- What is asked -
State the number of lines with the string "this" in them, and nothing else.

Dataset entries
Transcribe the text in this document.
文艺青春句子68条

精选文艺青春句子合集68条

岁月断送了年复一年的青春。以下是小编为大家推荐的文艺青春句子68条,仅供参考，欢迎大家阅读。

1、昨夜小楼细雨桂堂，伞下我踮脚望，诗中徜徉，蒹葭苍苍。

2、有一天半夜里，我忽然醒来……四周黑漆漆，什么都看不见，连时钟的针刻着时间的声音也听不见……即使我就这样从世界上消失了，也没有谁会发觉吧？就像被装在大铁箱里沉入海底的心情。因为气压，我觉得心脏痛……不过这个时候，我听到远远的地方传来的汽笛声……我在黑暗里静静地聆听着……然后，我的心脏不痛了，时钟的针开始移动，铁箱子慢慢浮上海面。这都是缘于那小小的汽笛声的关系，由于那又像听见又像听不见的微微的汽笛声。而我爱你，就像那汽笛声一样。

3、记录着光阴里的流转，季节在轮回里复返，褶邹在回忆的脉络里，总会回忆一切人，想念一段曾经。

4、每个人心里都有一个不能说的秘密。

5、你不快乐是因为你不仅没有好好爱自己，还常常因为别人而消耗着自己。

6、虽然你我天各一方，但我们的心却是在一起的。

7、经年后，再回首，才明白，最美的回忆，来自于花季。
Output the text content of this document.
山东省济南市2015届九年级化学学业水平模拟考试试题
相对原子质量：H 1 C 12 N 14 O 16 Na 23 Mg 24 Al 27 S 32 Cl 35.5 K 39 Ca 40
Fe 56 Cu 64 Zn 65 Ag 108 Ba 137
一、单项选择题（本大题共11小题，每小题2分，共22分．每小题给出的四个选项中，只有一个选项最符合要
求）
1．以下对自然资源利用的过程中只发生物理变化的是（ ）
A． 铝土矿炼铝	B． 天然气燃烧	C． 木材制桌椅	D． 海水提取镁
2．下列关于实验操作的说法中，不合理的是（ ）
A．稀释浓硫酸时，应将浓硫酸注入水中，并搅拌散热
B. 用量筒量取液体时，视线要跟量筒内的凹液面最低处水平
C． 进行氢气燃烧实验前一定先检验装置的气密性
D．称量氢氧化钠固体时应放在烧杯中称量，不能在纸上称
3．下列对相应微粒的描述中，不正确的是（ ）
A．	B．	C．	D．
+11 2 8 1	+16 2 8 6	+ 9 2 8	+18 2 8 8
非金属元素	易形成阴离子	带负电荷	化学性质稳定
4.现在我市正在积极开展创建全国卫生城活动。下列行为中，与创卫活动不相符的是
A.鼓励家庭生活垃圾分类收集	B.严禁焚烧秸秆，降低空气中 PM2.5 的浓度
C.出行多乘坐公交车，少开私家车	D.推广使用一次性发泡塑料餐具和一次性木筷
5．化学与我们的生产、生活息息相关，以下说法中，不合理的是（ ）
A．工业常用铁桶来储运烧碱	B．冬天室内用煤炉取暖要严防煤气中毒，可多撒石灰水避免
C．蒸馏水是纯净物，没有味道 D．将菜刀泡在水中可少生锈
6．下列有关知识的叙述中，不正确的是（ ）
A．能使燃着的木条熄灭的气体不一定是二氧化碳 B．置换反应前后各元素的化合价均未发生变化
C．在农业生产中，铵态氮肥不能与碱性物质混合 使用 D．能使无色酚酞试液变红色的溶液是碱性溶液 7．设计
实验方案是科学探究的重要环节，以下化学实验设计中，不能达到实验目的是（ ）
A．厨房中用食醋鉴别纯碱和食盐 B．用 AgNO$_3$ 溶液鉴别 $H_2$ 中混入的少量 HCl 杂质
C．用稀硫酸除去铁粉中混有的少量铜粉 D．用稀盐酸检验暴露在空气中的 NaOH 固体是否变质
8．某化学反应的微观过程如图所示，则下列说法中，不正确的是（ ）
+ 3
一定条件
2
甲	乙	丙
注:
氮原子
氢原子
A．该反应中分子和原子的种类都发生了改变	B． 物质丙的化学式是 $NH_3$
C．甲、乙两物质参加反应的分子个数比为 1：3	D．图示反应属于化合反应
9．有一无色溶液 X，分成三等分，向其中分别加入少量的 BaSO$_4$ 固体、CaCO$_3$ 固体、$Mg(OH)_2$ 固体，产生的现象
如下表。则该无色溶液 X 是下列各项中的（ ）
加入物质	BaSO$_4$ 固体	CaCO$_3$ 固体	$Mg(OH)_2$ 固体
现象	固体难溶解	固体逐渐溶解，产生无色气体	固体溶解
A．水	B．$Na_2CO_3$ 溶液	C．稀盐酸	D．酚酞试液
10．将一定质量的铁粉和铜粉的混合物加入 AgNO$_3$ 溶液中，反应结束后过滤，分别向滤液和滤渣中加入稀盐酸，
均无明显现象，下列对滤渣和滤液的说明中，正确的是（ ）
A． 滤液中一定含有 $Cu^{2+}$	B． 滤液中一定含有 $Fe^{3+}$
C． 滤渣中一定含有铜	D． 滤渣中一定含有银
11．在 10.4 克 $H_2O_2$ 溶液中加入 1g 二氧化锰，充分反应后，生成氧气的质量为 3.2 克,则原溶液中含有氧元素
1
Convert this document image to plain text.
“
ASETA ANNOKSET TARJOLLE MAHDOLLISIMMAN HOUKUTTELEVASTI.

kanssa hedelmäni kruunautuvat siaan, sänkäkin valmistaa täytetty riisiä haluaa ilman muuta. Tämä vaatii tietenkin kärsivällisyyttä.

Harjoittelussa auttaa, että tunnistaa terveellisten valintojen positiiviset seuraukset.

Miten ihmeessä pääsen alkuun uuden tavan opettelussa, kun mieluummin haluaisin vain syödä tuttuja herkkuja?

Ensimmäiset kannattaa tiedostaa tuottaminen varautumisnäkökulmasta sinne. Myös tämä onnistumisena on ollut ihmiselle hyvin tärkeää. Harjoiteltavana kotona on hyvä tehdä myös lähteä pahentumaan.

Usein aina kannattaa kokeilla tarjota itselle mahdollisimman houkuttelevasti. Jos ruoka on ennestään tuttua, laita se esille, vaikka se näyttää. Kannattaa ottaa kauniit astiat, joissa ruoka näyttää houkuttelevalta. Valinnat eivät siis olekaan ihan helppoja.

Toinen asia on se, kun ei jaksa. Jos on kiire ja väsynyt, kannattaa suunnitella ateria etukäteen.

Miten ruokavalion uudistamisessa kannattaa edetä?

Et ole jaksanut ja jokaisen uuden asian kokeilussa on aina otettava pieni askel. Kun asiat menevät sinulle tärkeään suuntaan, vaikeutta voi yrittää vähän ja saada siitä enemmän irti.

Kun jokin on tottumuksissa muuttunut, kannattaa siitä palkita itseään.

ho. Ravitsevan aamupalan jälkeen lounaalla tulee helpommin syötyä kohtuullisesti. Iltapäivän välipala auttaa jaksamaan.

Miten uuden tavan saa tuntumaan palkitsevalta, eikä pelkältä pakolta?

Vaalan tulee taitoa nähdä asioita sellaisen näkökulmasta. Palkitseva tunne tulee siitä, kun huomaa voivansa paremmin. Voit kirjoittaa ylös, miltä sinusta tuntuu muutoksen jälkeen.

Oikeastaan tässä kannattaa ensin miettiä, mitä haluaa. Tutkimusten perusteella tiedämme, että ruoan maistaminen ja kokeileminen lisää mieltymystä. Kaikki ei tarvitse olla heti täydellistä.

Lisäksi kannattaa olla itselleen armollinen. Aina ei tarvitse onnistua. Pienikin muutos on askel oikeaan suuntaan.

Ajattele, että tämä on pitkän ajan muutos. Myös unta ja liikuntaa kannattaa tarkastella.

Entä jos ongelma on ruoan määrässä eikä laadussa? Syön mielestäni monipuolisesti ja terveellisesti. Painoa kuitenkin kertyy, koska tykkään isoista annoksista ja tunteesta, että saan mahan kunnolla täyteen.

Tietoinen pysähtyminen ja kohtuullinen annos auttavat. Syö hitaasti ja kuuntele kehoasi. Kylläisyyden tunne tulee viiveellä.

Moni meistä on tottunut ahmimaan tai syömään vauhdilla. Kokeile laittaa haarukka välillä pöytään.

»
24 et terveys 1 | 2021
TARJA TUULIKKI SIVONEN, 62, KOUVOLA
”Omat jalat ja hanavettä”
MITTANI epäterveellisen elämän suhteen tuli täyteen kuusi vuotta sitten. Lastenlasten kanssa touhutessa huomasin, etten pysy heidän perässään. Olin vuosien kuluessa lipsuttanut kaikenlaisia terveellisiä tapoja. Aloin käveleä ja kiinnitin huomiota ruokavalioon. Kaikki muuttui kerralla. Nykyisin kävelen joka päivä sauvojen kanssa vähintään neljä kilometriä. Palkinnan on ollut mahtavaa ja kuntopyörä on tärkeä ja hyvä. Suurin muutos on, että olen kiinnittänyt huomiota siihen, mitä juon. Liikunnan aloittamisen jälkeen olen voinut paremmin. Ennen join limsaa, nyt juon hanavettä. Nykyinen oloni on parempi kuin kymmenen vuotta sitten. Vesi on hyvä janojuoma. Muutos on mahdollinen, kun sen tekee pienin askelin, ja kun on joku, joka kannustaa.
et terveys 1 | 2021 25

- The output -
3